● Given instruction
Where a line contains the string "нецелевое", copy that line.

--- begin Extracted information ---

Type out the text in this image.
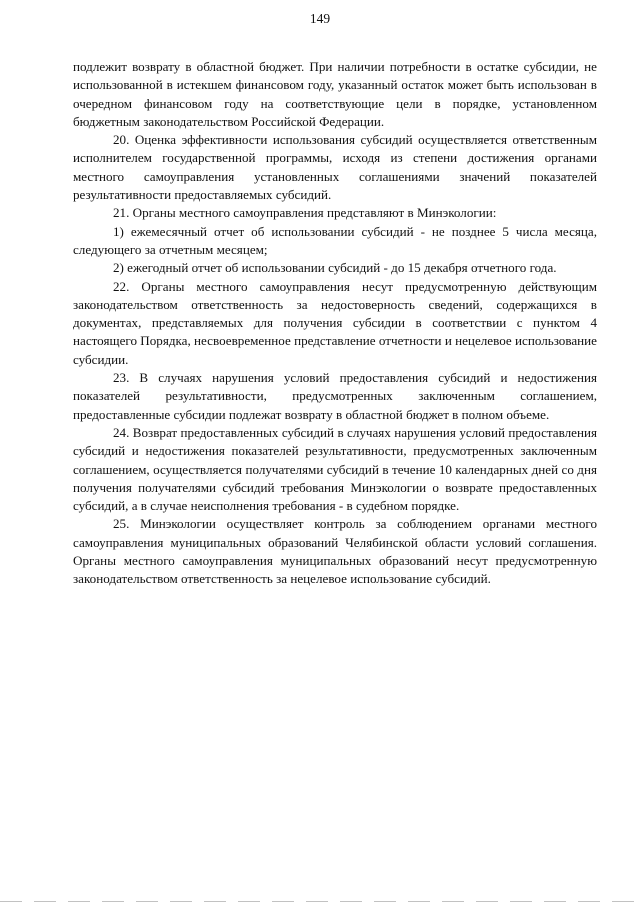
149

подлежит возврату в областной бюджет. При наличии потребности в остатке субсидии, не использованной в истекшем финансовом году, указанный остаток может быть использован в очередном финансовом году на соответствующие цели в порядке, установленном бюджетным законодательством Российской Федерации.

20. Оценка эффективности использования субсидий осуществляется ответственным исполнителем государственной программы, исходя из степени достижения органами местного самоуправления установленных соглашениями значений показателей результативности предоставляемых субсидий.

21. Органы местного самоуправления представляют в Минэкологии:

1) ежемесячный отчет об использовании субсидий - не позднее 5 числа месяца, следующего за отчетным месяцем;

2) ежегодный отчет об использовании субсидий - до 15 декабря отчетного года.

22. Органы местного самоуправления несут предусмотренную действующим законодательством ответственность за недостоверность сведений, содержащихся в документах, представляемых для получения субсидии в соответствии с пунктом 4 настоящего Порядка, несвоевременное представление отчетности и нецелевое использование субсидии.

23. В случаях нарушения условий предоставления субсидий и недостижения показателей результативности, предусмотренных заключенным соглашением, предоставленные субсидии подлежат возврату в областной бюджет в полном объеме.

24. Возврат предоставленных субсидий в случаях нарушения условий предоставления субсидий и недостижения показателей результативности, предусмотренных заключенным соглашением, осуществляется получателями субсидий в течение 10 календарных дней со дня получения получателями субсидий требования Минэкологии о возврате предоставленных субсидий, а в случае неисполнения требования - в судебном порядке.

25. Минэкологии осуществляет контроль за соблюдением органами местного самоуправления муниципальных образований Челябинской области условий соглашения. Органы местного самоуправления муниципальных образований несут предусмотренную законодательством ответственность за нецелевое использование субсидий.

--- end Extracted information ---

● Exercise answer
22. Органы местного самоуправления несут предусмотренную действующим законодательством ответственность за недостоверность сведений, содержащихся в документах, представляемых для получения субсидии в соответствии с пунктом 4 настоящего Порядка, несвоевременное представление отчетности и нецелевое использование субсидии.
25. Минэкологии осуществляет контроль за соблюдением органами местного самоуправления муниципальных образований Челябинской области условий соглашения. Органы местного самоуправления муниципальных образований несут предусмотренную законодательством ответственность за нецелевое использование субсидий.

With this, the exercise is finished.